START
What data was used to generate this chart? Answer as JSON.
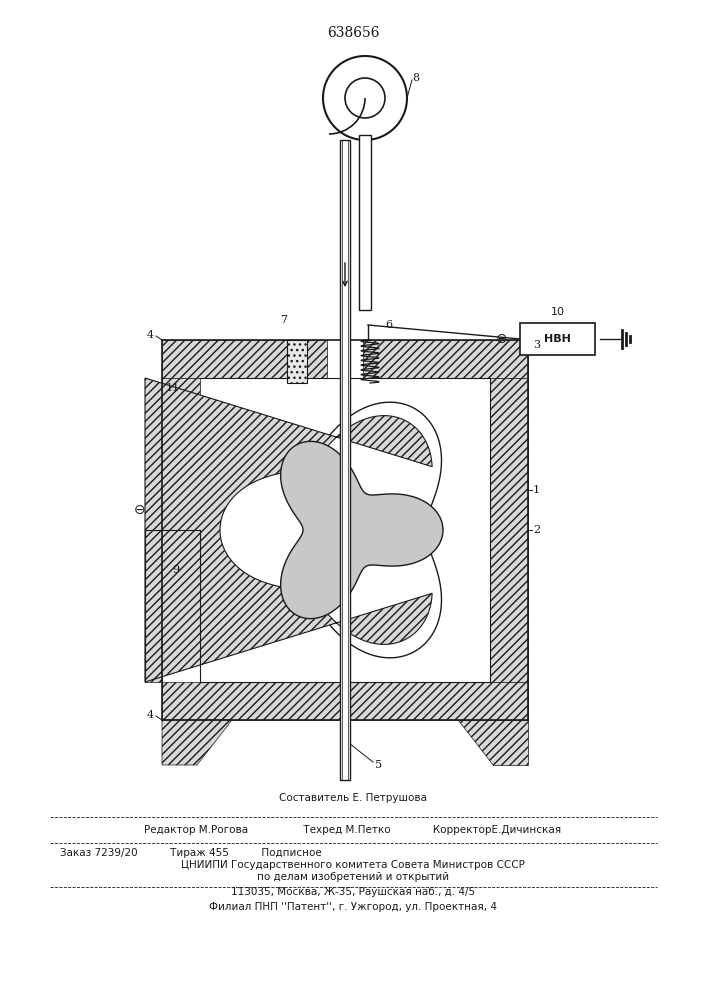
{
  "patent_number": "638656",
  "bg_color": "#ffffff",
  "line_color": "#1a1a1a",
  "footer_lines": [
    "Составитель Е. Петрушова",
    "Редактор М.Рогова                 Техред М.Петко             КорректорЕ.Дичинская",
    "Заказ 7239/20          Тираж 455          Подписное",
    "ЦНИИПИ Государственного комитета Совета Министров СССР",
    "по делам изобретений и открытий",
    "113035, Москва, Ж-35, Раушская наб., д. 4/5",
    "Филиал ПНП ''Патент'', г. Ужгород, ул. Проектная, 4"
  ]
}
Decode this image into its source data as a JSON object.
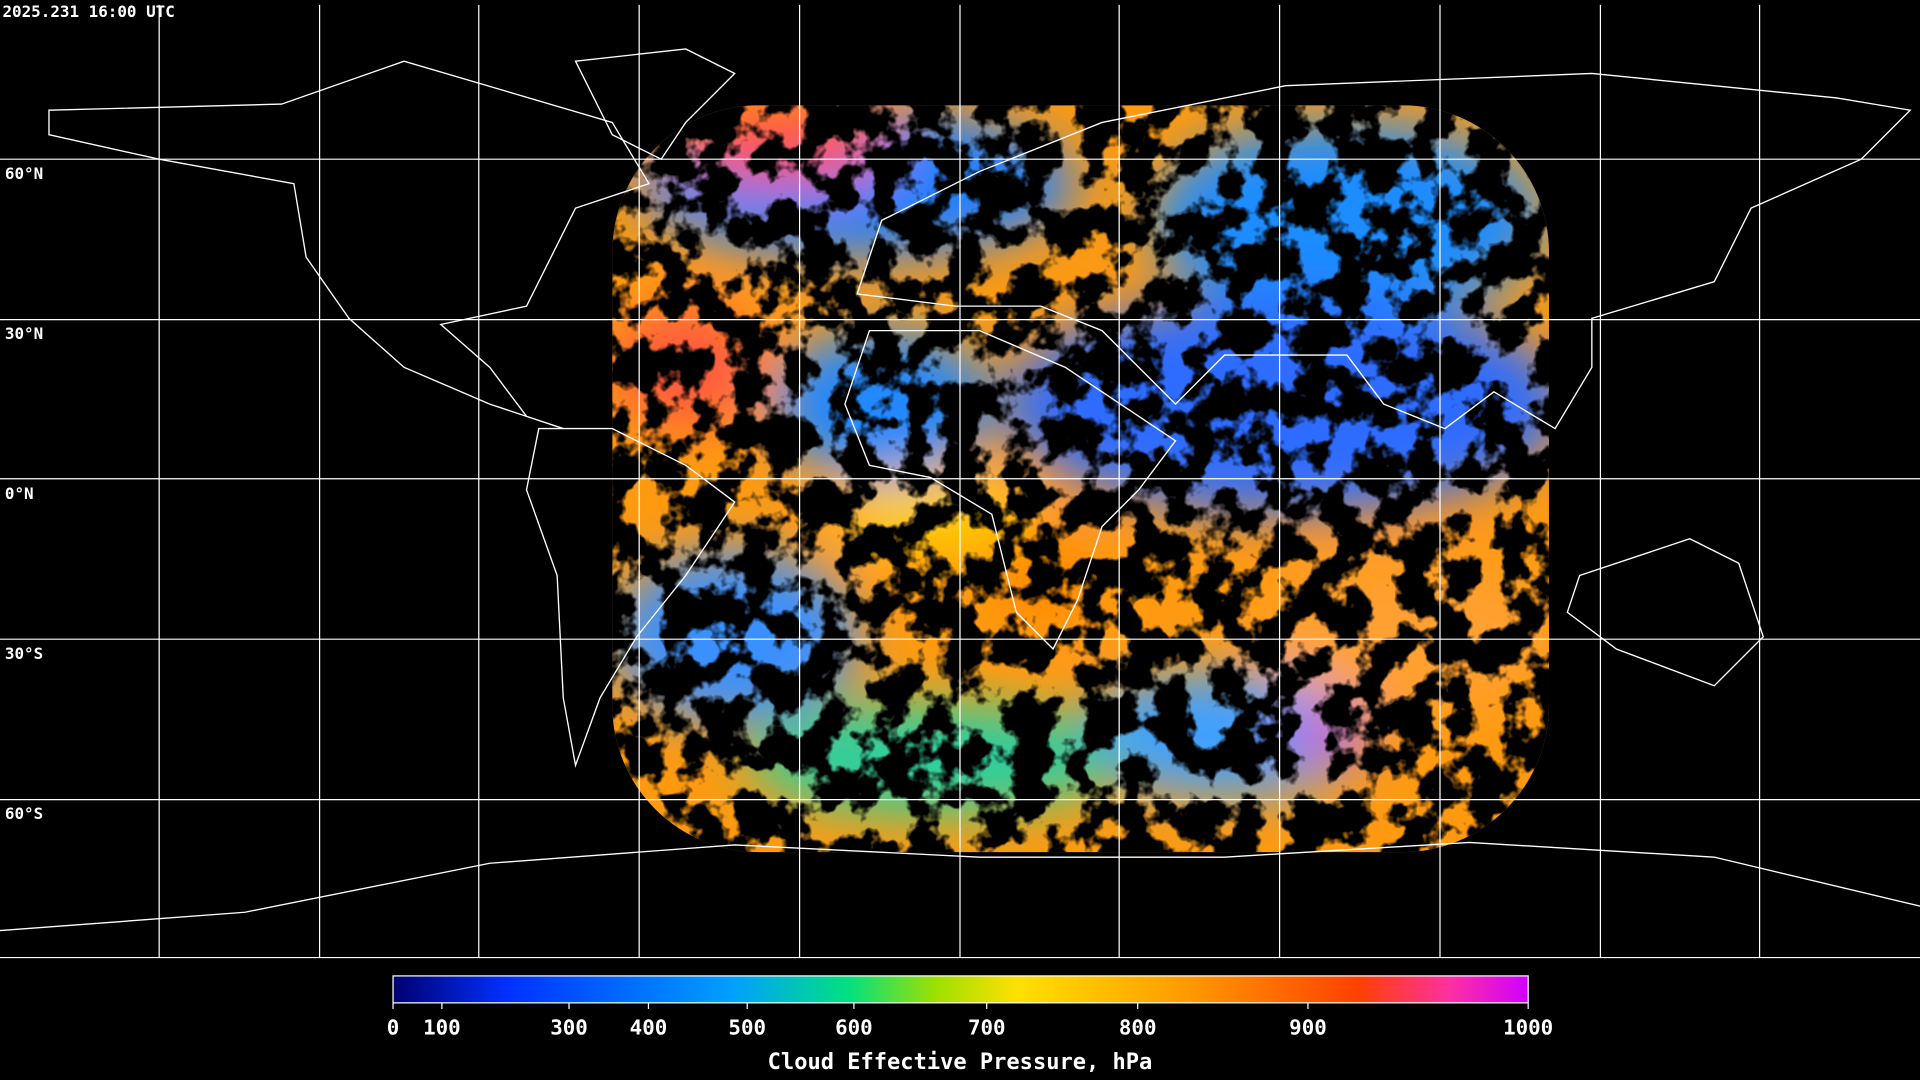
{
  "map": {
    "timestamp": "2025.231 16:00 UTC",
    "lat_labels": [
      "60°N",
      "30°N",
      "0°N",
      "30°S",
      "60°S"
    ]
  },
  "colorbar": {
    "label": "Cloud Effective Pressure, hPa",
    "range": [
      0,
      1000
    ],
    "ticks": [
      0,
      100,
      300,
      400,
      500,
      600,
      700,
      800,
      900,
      1000
    ]
  }
}
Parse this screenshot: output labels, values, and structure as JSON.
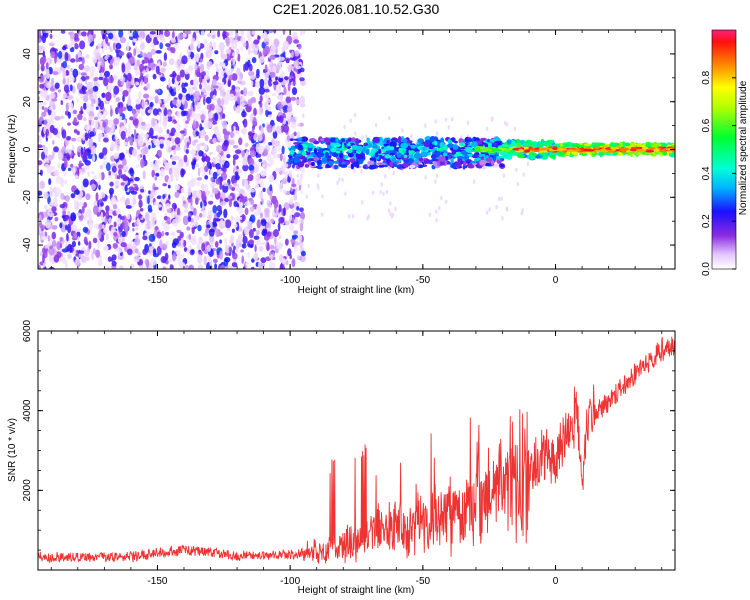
{
  "title": "C2E1.2026.081.10.52.G30",
  "chart_data": [
    {
      "type": "heatmap",
      "name": "spectrogram",
      "xlabel": "Height of straight line (km)",
      "ylabel": "Frequency (Hz)",
      "xlim": [
        -195,
        45
      ],
      "ylim": [
        -50,
        50
      ],
      "x_ticks": [
        -150,
        -100,
        -50,
        0
      ],
      "y_ticks": [
        -40,
        -20,
        0,
        20,
        40
      ],
      "colorbar": {
        "label": "Normalized spectral amplitude",
        "range": [
          0,
          1
        ],
        "ticks": [
          0.0,
          0.2,
          0.4,
          0.6,
          0.8
        ]
      },
      "regions": [
        {
          "x_range": [
            -195,
            -95
          ],
          "freq_range": [
            -50,
            50
          ],
          "description_amplitude": "low (0.05-0.2), scattered noise"
        },
        {
          "x_range": [
            -100,
            -15
          ],
          "freq_range": [
            -8,
            5
          ],
          "description_amplitude": "0.2-0.5 clustered signal"
        },
        {
          "x_range": [
            -15,
            45
          ],
          "freq_range": [
            -3,
            3
          ],
          "description_amplitude": "0.6-1.0 strong tone near 0 Hz"
        }
      ]
    },
    {
      "type": "line",
      "name": "snr",
      "xlabel": "Height of straight line (km)",
      "ylabel": "SNR (10 * v/v)",
      "xlim": [
        -195,
        45
      ],
      "ylim": [
        0,
        6000
      ],
      "x_ticks": [
        -150,
        -100,
        -50,
        0
      ],
      "y_ticks": [
        2000,
        4000,
        6000
      ],
      "color": "#ee3333",
      "series_points": {
        "x": [
          -195,
          -160,
          -140,
          -120,
          -100,
          -85,
          -75,
          -60,
          -50,
          -40,
          -30,
          -20,
          -15,
          -12,
          -10,
          -5,
          0,
          5,
          8,
          10,
          12,
          20,
          30,
          40,
          45
        ],
        "y": [
          300,
          320,
          500,
          350,
          380,
          450,
          700,
          1100,
          1150,
          1300,
          1500,
          1900,
          2200,
          1800,
          2600,
          2700,
          2800,
          3400,
          3900,
          2000,
          3800,
          4200,
          4900,
          5500,
          5600
        ]
      }
    }
  ]
}
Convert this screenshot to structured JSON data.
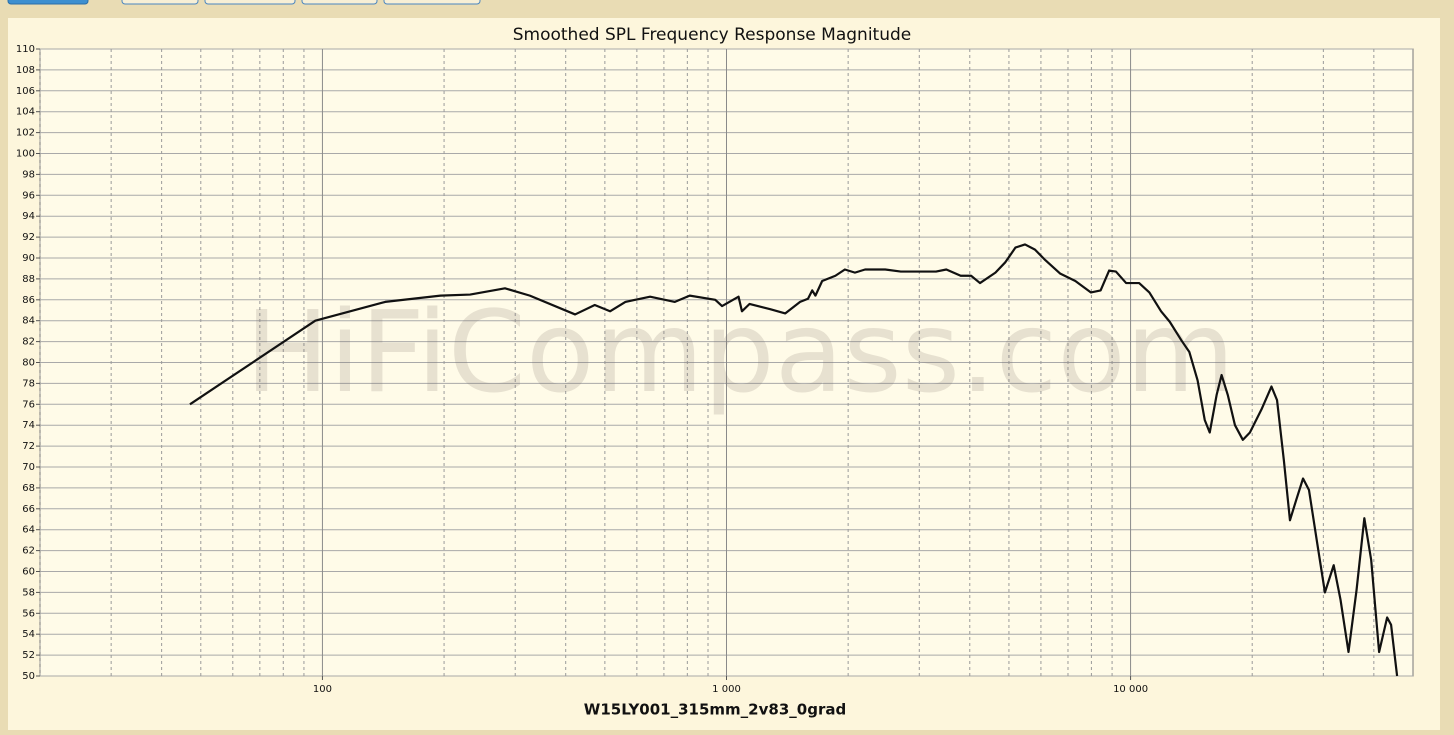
{
  "chart_data": {
    "type": "line",
    "title": "Smoothed SPL Frequency Response Magnitude",
    "xlabel": "W15LY001_315mm_2v83_0grad",
    "watermark": "HiFiCompass.com",
    "log_x": true,
    "grid": true,
    "color": "#111111",
    "xlim": [
      20,
      50000
    ],
    "xticks": [
      100,
      {
        "value": 1000,
        "label": "1 000"
      },
      {
        "value": 10000,
        "label": "10 000"
      }
    ],
    "x_minor_ticks": [
      20,
      30,
      40,
      50,
      60,
      70,
      80,
      90,
      200,
      300,
      400,
      500,
      600,
      700,
      800,
      900,
      2000,
      3000,
      4000,
      5000,
      6000,
      7000,
      8000,
      9000,
      20000,
      30000,
      40000
    ],
    "ylim": [
      50,
      110
    ],
    "yticks": [
      50,
      52,
      54,
      56,
      58,
      60,
      62,
      64,
      66,
      68,
      70,
      72,
      74,
      76,
      78,
      80,
      82,
      84,
      86,
      88,
      90,
      92,
      94,
      96,
      98,
      100,
      102,
      104,
      106,
      108,
      110
    ],
    "x": [
      47,
      96,
      143,
      196,
      232,
      283,
      326,
      422,
      472,
      515,
      562,
      647,
      745,
      811,
      938,
      975,
      1071,
      1092,
      1140,
      1283,
      1398,
      1521,
      1591,
      1630,
      1660,
      1725,
      1860,
      1963,
      2079,
      2203,
      2471,
      2700,
      3300,
      3500,
      3798,
      4030,
      4240,
      4630,
      4900,
      5190,
      5480,
      5800,
      6150,
      6700,
      7300,
      7980,
      8430,
      8850,
      9200,
      9750,
      10500,
      11130,
      11900,
      12500,
      13370,
      13980,
      14650,
      15260,
      15700,
      16330,
      16800,
      17400,
      18130,
      18960,
      19740,
      21080,
      22320,
      23040,
      23960,
      24800,
      25680,
      26720,
      27640,
      28890,
      30270,
      31820,
      33080,
      34620,
      36240,
      37890,
      39400,
      41220,
      43150,
      44130,
      45670
    ],
    "values": [
      76,
      84,
      85.8,
      86.4,
      86.5,
      87.1,
      86.4,
      84.6,
      85.5,
      84.9,
      85.8,
      86.3,
      85.8,
      86.4,
      86,
      85.4,
      86.3,
      84.9,
      85.6,
      85.1,
      84.7,
      85.8,
      86.1,
      86.9,
      86.4,
      87.8,
      88.3,
      88.9,
      88.6,
      88.9,
      88.9,
      88.7,
      88.7,
      88.9,
      88.3,
      88.3,
      87.6,
      88.6,
      89.6,
      91,
      91.3,
      90.8,
      89.8,
      88.5,
      87.8,
      86.7,
      86.9,
      88.8,
      88.7,
      87.6,
      87.6,
      86.7,
      84.9,
      83.9,
      82.1,
      81,
      78.3,
      74.5,
      73.3,
      76.9,
      78.8,
      76.9,
      74,
      72.6,
      73.3,
      75.5,
      77.7,
      76.4,
      70.6,
      64.9,
      66.8,
      68.9,
      67.8,
      63,
      58,
      60.6,
      57.3,
      52.3,
      58.2,
      65.1,
      61.1,
      52.3,
      55.6,
      54.9,
      50
    ]
  }
}
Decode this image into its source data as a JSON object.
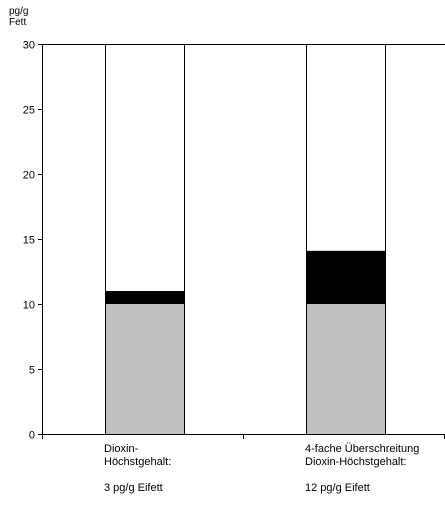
{
  "chart_data": {
    "type": "bar",
    "stacked": true,
    "ylabel": "pg/g\nFett",
    "ylim": [
      0,
      30
    ],
    "yticks": [
      0,
      5,
      10,
      15,
      20,
      25,
      30
    ],
    "grid": false,
    "categories": [
      {
        "lines": [
          "Dioxin-",
          "Höchstgehalt:"
        ],
        "note": "3 pg/g Eifett"
      },
      {
        "lines": [
          "4-fache Überschreitung",
          "Dioxin-Höchstgehalt:"
        ],
        "note": "12 pg/g Eifett"
      }
    ],
    "series": [
      {
        "color": "#c0c0c0",
        "values": [
          10,
          10
        ]
      },
      {
        "color": "#000000",
        "values": [
          1,
          4.1
        ]
      },
      {
        "color": "#ffffff",
        "values": [
          19,
          15.9
        ]
      }
    ]
  }
}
END
Required task: Transcribe the listing in full. Omit the pictures and keep every line exact.

Finished task:
What data was used to generate this chart? Answer as JSON.
{
  "patent_number": "638656",
  "bg_color": "#ffffff",
  "line_color": "#1a1a1a",
  "footer_lines": [
    "Составитель Е. Петрушова",
    "Редактор М.Рогова                 Техред М.Петко             КорректорЕ.Дичинская",
    "Заказ 7239/20          Тираж 455          Подписное",
    "ЦНИИПИ Государственного комитета Совета Министров СССР",
    "по делам изобретений и открытий",
    "113035, Москва, Ж-35, Раушская наб., д. 4/5",
    "Филиал ПНП ''Патент'', г. Ужгород, ул. Проектная, 4"
  ]
}
Decode this image into its source data as a JSON object.
{
  "map": {
    "timestamp": "2025.231 16:00 UTC",
    "lat_labels": [
      "60°N",
      "30°N",
      "0°N",
      "30°S",
      "60°S"
    ]
  },
  "colorbar": {
    "label": "Cloud Effective Pressure, hPa",
    "range": [
      0,
      1000
    ],
    "ticks": [
      0,
      100,
      300,
      400,
      500,
      600,
      700,
      800,
      900,
      1000
    ]
  }
}
Parse this screenshot: output labels, values, and structure as JSON.
{
  "title": "C2E1.2026.081.10.52.G30",
  "chart_data": [
    {
      "type": "heatmap",
      "name": "spectrogram",
      "xlabel": "Height of straight line (km)",
      "ylabel": "Frequency (Hz)",
      "xlim": [
        -195,
        45
      ],
      "ylim": [
        -50,
        50
      ],
      "x_ticks": [
        -150,
        -100,
        -50,
        0
      ],
      "y_ticks": [
        -40,
        -20,
        0,
        20,
        40
      ],
      "colorbar": {
        "label": "Normalized spectral amplitude",
        "range": [
          0,
          1
        ],
        "ticks": [
          0.0,
          0.2,
          0.4,
          0.6,
          0.8
        ]
      },
      "regions": [
        {
          "x_range": [
            -195,
            -95
          ],
          "freq_range": [
            -50,
            50
          ],
          "description_amplitude": "low (0.05-0.2), scattered noise"
        },
        {
          "x_range": [
            -100,
            -15
          ],
          "freq_range": [
            -8,
            5
          ],
          "description_amplitude": "0.2-0.5 clustered signal"
        },
        {
          "x_range": [
            -15,
            45
          ],
          "freq_range": [
            -3,
            3
          ],
          "description_amplitude": "0.6-1.0 strong tone near 0 Hz"
        }
      ]
    },
    {
      "type": "line",
      "name": "snr",
      "xlabel": "Height of straight line (km)",
      "ylabel": "SNR (10 * v/v)",
      "xlim": [
        -195,
        45
      ],
      "ylim": [
        0,
        6000
      ],
      "x_ticks": [
        -150,
        -100,
        -50,
        0
      ],
      "y_ticks": [
        2000,
        4000,
        6000
      ],
      "color": "#ee3333",
      "series_points": {
        "x": [
          -195,
          -160,
          -140,
          -120,
          -100,
          -85,
          -75,
          -60,
          -50,
          -40,
          -30,
          -20,
          -15,
          -12,
          -10,
          -5,
          0,
          5,
          8,
          10,
          12,
          20,
          30,
          40,
          45
        ],
        "y": [
          300,
          320,
          500,
          350,
          380,
          450,
          700,
          1100,
          1150,
          1300,
          1500,
          1900,
          2200,
          1800,
          2600,
          2700,
          2800,
          3400,
          3900,
          2000,
          3800,
          4200,
          4900,
          5500,
          5600
        ]
      }
    }
  ]
}
Convert this screenshot to structured JSON data.
{
  "chart_data": {
    "type": "line",
    "title": "Smoothed SPL Frequency Response Magnitude",
    "xlabel": "W15LY001_315mm_2v83_0grad",
    "watermark": "HiFiCompass.com",
    "log_x": true,
    "grid": true,
    "color": "#111111",
    "xlim": [
      20,
      50000
    ],
    "xticks": [
      100,
      {
        "value": 1000,
        "label": "1 000"
      },
      {
        "value": 10000,
        "label": "10 000"
      }
    ],
    "x_minor_ticks": [
      20,
      30,
      40,
      50,
      60,
      70,
      80,
      90,
      200,
      300,
      400,
      500,
      600,
      700,
      800,
      900,
      2000,
      3000,
      4000,
      5000,
      6000,
      7000,
      8000,
      9000,
      20000,
      30000,
      40000
    ],
    "ylim": [
      50,
      110
    ],
    "yticks": [
      50,
      52,
      54,
      56,
      58,
      60,
      62,
      64,
      66,
      68,
      70,
      72,
      74,
      76,
      78,
      80,
      82,
      84,
      86,
      88,
      90,
      92,
      94,
      96,
      98,
      100,
      102,
      104,
      106,
      108,
      110
    ],
    "x": [
      47,
      96,
      143,
      196,
      232,
      283,
      326,
      422,
      472,
      515,
      562,
      647,
      745,
      811,
      938,
      975,
      1071,
      1092,
      1140,
      1283,
      1398,
      1521,
      1591,
      1630,
      1660,
      1725,
      1860,
      1963,
      2079,
      2203,
      2471,
      2700,
      3300,
      3500,
      3798,
      4030,
      4240,
      4630,
      4900,
      5190,
      5480,
      5800,
      6150,
      6700,
      7300,
      7980,
      8430,
      8850,
      9200,
      9750,
      10500,
      11130,
      11900,
      12500,
      13370,
      13980,
      14650,
      15260,
      15700,
      16330,
      16800,
      17400,
      18130,
      18960,
      19740,
      21080,
      22320,
      23040,
      23960,
      24800,
      25680,
      26720,
      27640,
      28890,
      30270,
      31820,
      33080,
      34620,
      36240,
      37890,
      39400,
      41220,
      43150,
      44130,
      45670
    ],
    "values": [
      76,
      84,
      85.8,
      86.4,
      86.5,
      87.1,
      86.4,
      84.6,
      85.5,
      84.9,
      85.8,
      86.3,
      85.8,
      86.4,
      86,
      85.4,
      86.3,
      84.9,
      85.6,
      85.1,
      84.7,
      85.8,
      86.1,
      86.9,
      86.4,
      87.8,
      88.3,
      88.9,
      88.6,
      88.9,
      88.9,
      88.7,
      88.7,
      88.9,
      88.3,
      88.3,
      87.6,
      88.6,
      89.6,
      91,
      91.3,
      90.8,
      89.8,
      88.5,
      87.8,
      86.7,
      86.9,
      88.8,
      88.7,
      87.6,
      87.6,
      86.7,
      84.9,
      83.9,
      82.1,
      81,
      78.3,
      74.5,
      73.3,
      76.9,
      78.8,
      76.9,
      74,
      72.6,
      73.3,
      75.5,
      77.7,
      76.4,
      70.6,
      64.9,
      66.8,
      68.9,
      67.8,
      63,
      58,
      60.6,
      57.3,
      52.3,
      58.2,
      65.1,
      61.1,
      52.3,
      55.6,
      54.9,
      50
    ]
  }
}
Decode this image into its source data as a JSON object.
{
  "chart_data": {
    "type": "bar",
    "stacked": true,
    "ylabel": "pg/g\nFett",
    "ylim": [
      0,
      30
    ],
    "yticks": [
      0,
      5,
      10,
      15,
      20,
      25,
      30
    ],
    "grid": false,
    "categories": [
      {
        "lines": [
          "Dioxin-",
          "Höchstgehalt:"
        ],
        "note": "3 pg/g Eifett"
      },
      {
        "lines": [
          "4-fache Überschreitung",
          "Dioxin-Höchstgehalt:"
        ],
        "note": "12 pg/g Eifett"
      }
    ],
    "series": [
      {
        "color": "#c0c0c0",
        "values": [
          10,
          10
        ]
      },
      {
        "color": "#000000",
        "values": [
          1,
          4.1
        ]
      },
      {
        "color": "#ffffff",
        "values": [
          19,
          15.9
        ]
      }
    ]
  }
}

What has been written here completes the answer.